>> start PROVIDED MATERIAL
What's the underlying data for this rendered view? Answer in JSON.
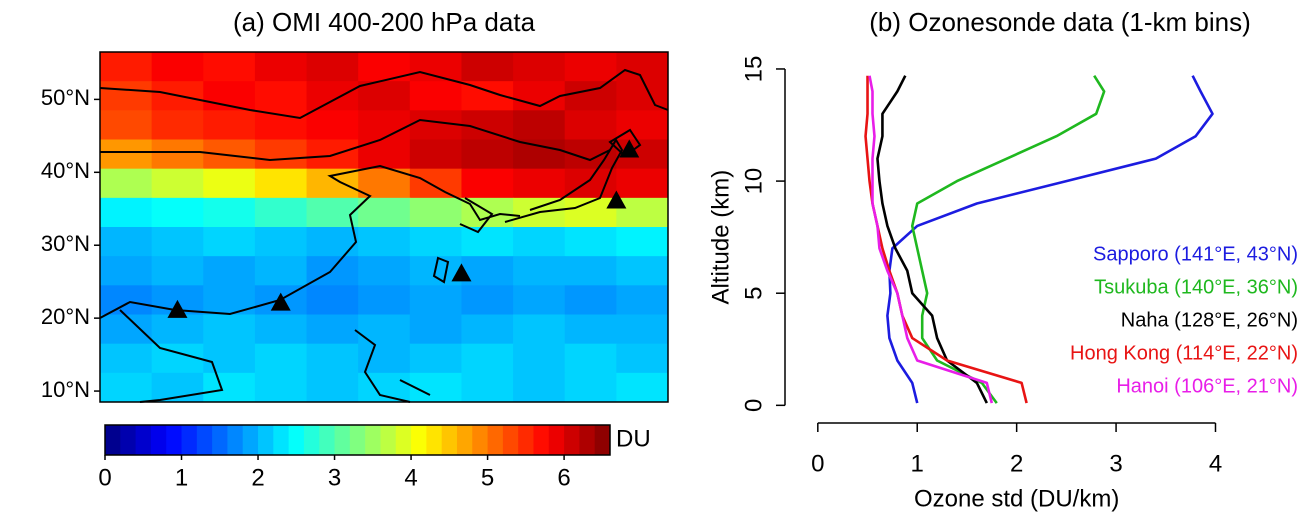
{
  "chart_data": [
    {
      "type": "heatmap",
      "title": "(a) OMI 400-200 hPa data",
      "xlim": [
        100,
        144
      ],
      "ylim": [
        8.5,
        56.5
      ],
      "yticks": [
        {
          "value": 10,
          "label": "10°N"
        },
        {
          "value": 20,
          "label": "20°N"
        },
        {
          "value": 30,
          "label": "30°N"
        },
        {
          "value": 40,
          "label": "40°N"
        },
        {
          "value": 50,
          "label": "50°N"
        }
      ],
      "z": [
        [
          5.6,
          5.8,
          5.7,
          5.9,
          6.0,
          5.8,
          5.9,
          6.1,
          6.0,
          5.9,
          6.0
        ],
        [
          5.4,
          5.6,
          5.8,
          5.7,
          5.9,
          6.0,
          5.8,
          5.7,
          5.9,
          6.1,
          6.0
        ],
        [
          5.3,
          5.5,
          5.6,
          5.7,
          5.8,
          5.9,
          6.0,
          6.1,
          6.2,
          6.0,
          5.9
        ],
        [
          4.8,
          5.0,
          5.2,
          5.4,
          5.6,
          5.9,
          6.1,
          6.2,
          6.3,
          6.2,
          6.1
        ],
        [
          3.6,
          3.8,
          4.0,
          4.3,
          4.6,
          5.0,
          5.4,
          5.8,
          5.9,
          6.0,
          5.9
        ],
        [
          2.4,
          2.5,
          2.6,
          2.8,
          3.0,
          3.2,
          3.4,
          3.6,
          3.8,
          3.9,
          3.7
        ],
        [
          2.0,
          2.1,
          2.2,
          2.1,
          2.0,
          2.1,
          2.2,
          2.3,
          2.2,
          2.3,
          2.4
        ],
        [
          1.9,
          2.0,
          1.9,
          2.0,
          1.8,
          1.9,
          2.0,
          1.9,
          2.0,
          2.0,
          2.1
        ],
        [
          1.7,
          1.8,
          1.9,
          1.8,
          1.7,
          1.8,
          1.9,
          1.8,
          1.9,
          1.8,
          1.9
        ],
        [
          1.9,
          2.0,
          2.1,
          2.0,
          1.9,
          2.0,
          1.9,
          2.0,
          2.1,
          2.0,
          2.0
        ],
        [
          2.1,
          2.2,
          2.1,
          2.2,
          2.1,
          2.0,
          2.1,
          2.2,
          2.1,
          2.2,
          2.1
        ],
        [
          2.2,
          2.1,
          2.3,
          2.2,
          2.1,
          2.2,
          2.3,
          2.2,
          2.1,
          2.2,
          2.3
        ]
      ],
      "colorbar": {
        "label": "DU",
        "lim": [
          0,
          6.6
        ],
        "ticks": [
          0,
          1,
          2,
          3,
          4,
          5,
          6
        ]
      },
      "points": {
        "x": [
          141,
          140,
          128,
          114,
          106
        ],
        "y": [
          43,
          36,
          26,
          22,
          21
        ],
        "color": "#000000"
      }
    },
    {
      "type": "line",
      "title": "(b) Ozonesonde data (1-km bins)",
      "xlabel": "Ozone std (DU/km)",
      "ylabel": "Altitude (km)",
      "xlim": [
        -0.33,
        4.85
      ],
      "ylim": [
        -1.1,
        15.4
      ],
      "xticks": [
        0,
        1,
        2,
        3,
        4
      ],
      "yticks": [
        0,
        5,
        10,
        15
      ],
      "y": [
        0.1,
        1,
        2,
        3,
        4,
        5,
        6,
        7,
        8,
        9,
        10,
        11,
        12,
        13,
        14,
        14.7
      ],
      "legend": "right",
      "series": [
        {
          "name": "Sapporo (141°E, 43°N)",
          "color": "#1c1ce0",
          "values": [
            1.0,
            0.95,
            0.8,
            0.72,
            0.7,
            0.73,
            0.72,
            0.75,
            1.0,
            1.6,
            2.5,
            3.4,
            3.8,
            3.97,
            3.85,
            3.77
          ]
        },
        {
          "name": "Tsukuba (140°E, 36°N)",
          "color": "#1fb81f",
          "values": [
            1.8,
            1.65,
            1.2,
            1.05,
            1.05,
            1.1,
            1.05,
            1.0,
            0.95,
            1.0,
            1.4,
            1.9,
            2.4,
            2.8,
            2.88,
            2.78
          ]
        },
        {
          "name": "Naha (128°E, 26°N)",
          "color": "#000000",
          "values": [
            1.7,
            1.6,
            1.3,
            1.2,
            1.15,
            0.95,
            0.9,
            0.78,
            0.7,
            0.65,
            0.62,
            0.6,
            0.65,
            0.65,
            0.8,
            0.88
          ]
        },
        {
          "name": "Hong Kong (114°E, 22°N)",
          "color": "#e81414",
          "values": [
            2.1,
            2.05,
            1.3,
            0.95,
            0.85,
            0.8,
            0.72,
            0.65,
            0.6,
            0.55,
            0.52,
            0.5,
            0.48,
            0.5,
            0.5,
            0.5
          ]
        },
        {
          "name": "Hanoi (106°E, 21°N)",
          "color": "#e81ee8",
          "values": [
            1.75,
            1.7,
            1.0,
            0.9,
            0.85,
            0.8,
            0.7,
            0.62,
            0.6,
            0.55,
            0.55,
            0.55,
            0.57,
            0.55,
            0.55,
            0.52
          ]
        }
      ]
    }
  ]
}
>> end PROVIDED MATERIAL
DIRECTIVE:
Collect each line of the entries that has the word "title", copying it in full.

SOLUTION FOR THIS EXERCISE:
      "title": "(a) OMI 400-200 hPa data",
      "title": "(b) Ozonesonde data (1-km bins)",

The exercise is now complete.